Find each line containing the string "color". Copy it.

— BEGIN STORED ROWS —

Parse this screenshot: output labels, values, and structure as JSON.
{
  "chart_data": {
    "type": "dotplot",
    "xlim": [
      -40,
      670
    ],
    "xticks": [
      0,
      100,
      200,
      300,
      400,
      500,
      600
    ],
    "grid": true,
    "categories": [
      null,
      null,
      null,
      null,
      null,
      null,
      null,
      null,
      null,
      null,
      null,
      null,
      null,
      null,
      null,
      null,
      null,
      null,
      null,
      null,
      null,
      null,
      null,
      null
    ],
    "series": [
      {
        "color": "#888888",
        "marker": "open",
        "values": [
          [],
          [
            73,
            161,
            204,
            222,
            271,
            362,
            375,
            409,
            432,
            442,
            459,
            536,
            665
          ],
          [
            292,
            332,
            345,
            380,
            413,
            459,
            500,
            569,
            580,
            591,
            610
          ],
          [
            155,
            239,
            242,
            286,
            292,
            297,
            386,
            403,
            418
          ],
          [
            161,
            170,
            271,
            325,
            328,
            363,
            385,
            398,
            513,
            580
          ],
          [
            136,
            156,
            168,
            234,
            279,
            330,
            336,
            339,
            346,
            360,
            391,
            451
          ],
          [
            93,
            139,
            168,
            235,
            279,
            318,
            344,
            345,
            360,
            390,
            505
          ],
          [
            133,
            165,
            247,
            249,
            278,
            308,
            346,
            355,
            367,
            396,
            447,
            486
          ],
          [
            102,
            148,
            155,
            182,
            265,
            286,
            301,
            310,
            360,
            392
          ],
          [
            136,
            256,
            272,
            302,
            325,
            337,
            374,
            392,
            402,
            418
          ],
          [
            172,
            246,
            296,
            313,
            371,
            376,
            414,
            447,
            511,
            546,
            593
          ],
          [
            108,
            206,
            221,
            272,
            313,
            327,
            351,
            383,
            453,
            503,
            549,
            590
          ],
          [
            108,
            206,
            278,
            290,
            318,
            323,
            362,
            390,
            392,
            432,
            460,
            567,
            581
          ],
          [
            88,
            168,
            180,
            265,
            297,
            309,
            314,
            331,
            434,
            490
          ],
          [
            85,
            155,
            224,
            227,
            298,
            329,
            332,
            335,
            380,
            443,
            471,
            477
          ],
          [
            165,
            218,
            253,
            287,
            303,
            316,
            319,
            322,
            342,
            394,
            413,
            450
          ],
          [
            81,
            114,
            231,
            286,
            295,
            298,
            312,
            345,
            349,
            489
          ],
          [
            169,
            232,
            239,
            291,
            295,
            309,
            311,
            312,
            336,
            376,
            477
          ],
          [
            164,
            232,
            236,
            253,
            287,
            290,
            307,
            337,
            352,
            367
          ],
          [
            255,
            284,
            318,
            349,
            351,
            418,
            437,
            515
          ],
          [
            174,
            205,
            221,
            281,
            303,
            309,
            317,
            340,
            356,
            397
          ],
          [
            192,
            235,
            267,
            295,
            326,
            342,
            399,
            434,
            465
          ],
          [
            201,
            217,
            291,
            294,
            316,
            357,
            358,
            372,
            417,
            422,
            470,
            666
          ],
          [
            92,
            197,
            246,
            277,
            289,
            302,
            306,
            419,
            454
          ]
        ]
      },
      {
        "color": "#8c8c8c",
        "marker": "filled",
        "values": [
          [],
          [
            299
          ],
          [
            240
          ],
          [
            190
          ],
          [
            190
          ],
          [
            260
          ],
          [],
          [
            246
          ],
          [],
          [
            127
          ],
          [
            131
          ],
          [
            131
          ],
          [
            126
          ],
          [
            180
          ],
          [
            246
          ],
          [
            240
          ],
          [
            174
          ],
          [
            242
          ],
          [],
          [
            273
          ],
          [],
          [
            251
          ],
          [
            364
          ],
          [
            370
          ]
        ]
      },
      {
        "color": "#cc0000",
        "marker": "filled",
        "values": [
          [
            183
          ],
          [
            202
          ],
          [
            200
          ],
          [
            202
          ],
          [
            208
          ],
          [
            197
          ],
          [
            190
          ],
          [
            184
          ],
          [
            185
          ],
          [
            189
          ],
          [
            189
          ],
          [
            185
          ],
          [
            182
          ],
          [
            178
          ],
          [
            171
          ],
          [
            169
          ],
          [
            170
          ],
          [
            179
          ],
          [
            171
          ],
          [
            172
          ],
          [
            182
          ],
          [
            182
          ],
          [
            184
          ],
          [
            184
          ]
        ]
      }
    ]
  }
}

— END STORED ROWS —

SOLUTION BELOW >>
        "color": "#888888",
        "color": "#8c8c8c",
        "color": "#cc0000",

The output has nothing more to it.